* Start Dataset records *

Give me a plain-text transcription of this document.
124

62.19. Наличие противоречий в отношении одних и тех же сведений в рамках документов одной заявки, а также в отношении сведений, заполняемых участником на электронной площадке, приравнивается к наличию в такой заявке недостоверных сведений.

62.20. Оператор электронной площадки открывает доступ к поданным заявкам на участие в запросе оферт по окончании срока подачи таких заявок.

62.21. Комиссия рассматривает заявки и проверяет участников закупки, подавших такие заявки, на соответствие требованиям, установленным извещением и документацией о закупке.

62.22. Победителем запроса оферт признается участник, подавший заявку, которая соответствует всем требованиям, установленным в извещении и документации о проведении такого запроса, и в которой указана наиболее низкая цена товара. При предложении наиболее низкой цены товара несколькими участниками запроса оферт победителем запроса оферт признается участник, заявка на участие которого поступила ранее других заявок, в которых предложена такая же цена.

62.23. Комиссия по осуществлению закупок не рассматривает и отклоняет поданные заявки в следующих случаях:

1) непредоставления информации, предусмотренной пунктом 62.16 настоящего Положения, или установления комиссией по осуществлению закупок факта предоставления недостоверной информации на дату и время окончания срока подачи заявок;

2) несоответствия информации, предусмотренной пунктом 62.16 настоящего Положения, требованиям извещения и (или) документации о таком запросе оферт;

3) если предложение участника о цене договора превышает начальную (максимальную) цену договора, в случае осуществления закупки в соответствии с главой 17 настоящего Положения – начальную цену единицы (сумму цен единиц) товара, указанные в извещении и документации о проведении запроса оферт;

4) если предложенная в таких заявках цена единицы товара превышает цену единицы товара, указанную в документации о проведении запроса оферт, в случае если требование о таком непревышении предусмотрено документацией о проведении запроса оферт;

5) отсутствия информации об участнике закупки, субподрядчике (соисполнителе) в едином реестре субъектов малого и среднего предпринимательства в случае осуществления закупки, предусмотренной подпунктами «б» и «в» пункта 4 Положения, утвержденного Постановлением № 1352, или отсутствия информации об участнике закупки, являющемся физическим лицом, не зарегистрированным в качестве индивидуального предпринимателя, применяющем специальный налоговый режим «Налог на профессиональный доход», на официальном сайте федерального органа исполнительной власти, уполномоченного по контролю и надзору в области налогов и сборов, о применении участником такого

* End Dataset records *

Extract every entry in the listing word for word.

Give me a plain-text transcription of this document.
124

62.19. Наличие противоречий в отношении одних и тех же сведений в рамках документов одной заявки, а также в отношении сведений, заполняемых участником на электронной площадке, приравнивается к наличию в такой заявке недостоверных сведений.

62.20. Оператор электронной площадки открывает доступ к поданным заявкам на участие в запросе оферт по окончании срока подачи таких заявок.

62.21. Комиссия рассматривает заявки и проверяет участников закупки, подавших такие заявки, на соответствие требованиям, установленным извещением и документацией о закупке.

62.22. Победителем запроса оферт признается участник, подавший заявку, которая соответствует всем требованиям, установленным в извещении и документации о проведении такого запроса, и в которой указана наиболее низкая цена товара. При предложении наиболее низкой цены товара несколькими участниками запроса оферт победителем запроса оферт признается участник, заявка на участие которого поступила ранее других заявок, в которых предложена такая же цена.

62.23. Комиссия по осуществлению закупок не рассматривает и отклоняет поданные заявки в следующих случаях:

1) непредоставления информации, предусмотренной пунктом 62.16 настоящего Положения, или установления комиссией по осуществлению закупок факта предоставления недостоверной информации на дату и время окончания срока подачи заявок;

2) несоответствия информации, предусмотренной пунктом 62.16 настоящего Положения, требованиям извещения и (или) документации о таком запросе оферт;

3) если предложение участника о цене договора превышает начальную (максимальную) цену договора, в случае осуществления закупки в соответствии с главой 17 настоящего Положения – начальную цену единицы (сумму цен единиц) товара, указанные в извещении и документации о проведении запроса оферт;

4) если предложенная в таких заявках цена единицы товара превышает цену единицы товара, указанную в документации о проведении запроса оферт, в случае если требование о таком непревышении предусмотрено документацией о проведении запроса оферт;

5) отсутствия информации об участнике закупки, субподрядчике (соисполнителе) в едином реестре субъектов малого и среднего предпринимательства в случае осуществления закупки, предусмотренной подпунктами «б» и «в» пункта 4 Положения, утвержденного Постановлением № 1352, или отсутствия информации об участнике закупки, являющемся физическим лицом, не зарегистрированным в качестве индивидуального предпринимателя, применяющем специальный налоговый режим «Налог на профессиональный доход», на официальном сайте федерального органа исполнительной власти, уполномоченного по контролю и надзору в области налогов и сборов, о применении участником такого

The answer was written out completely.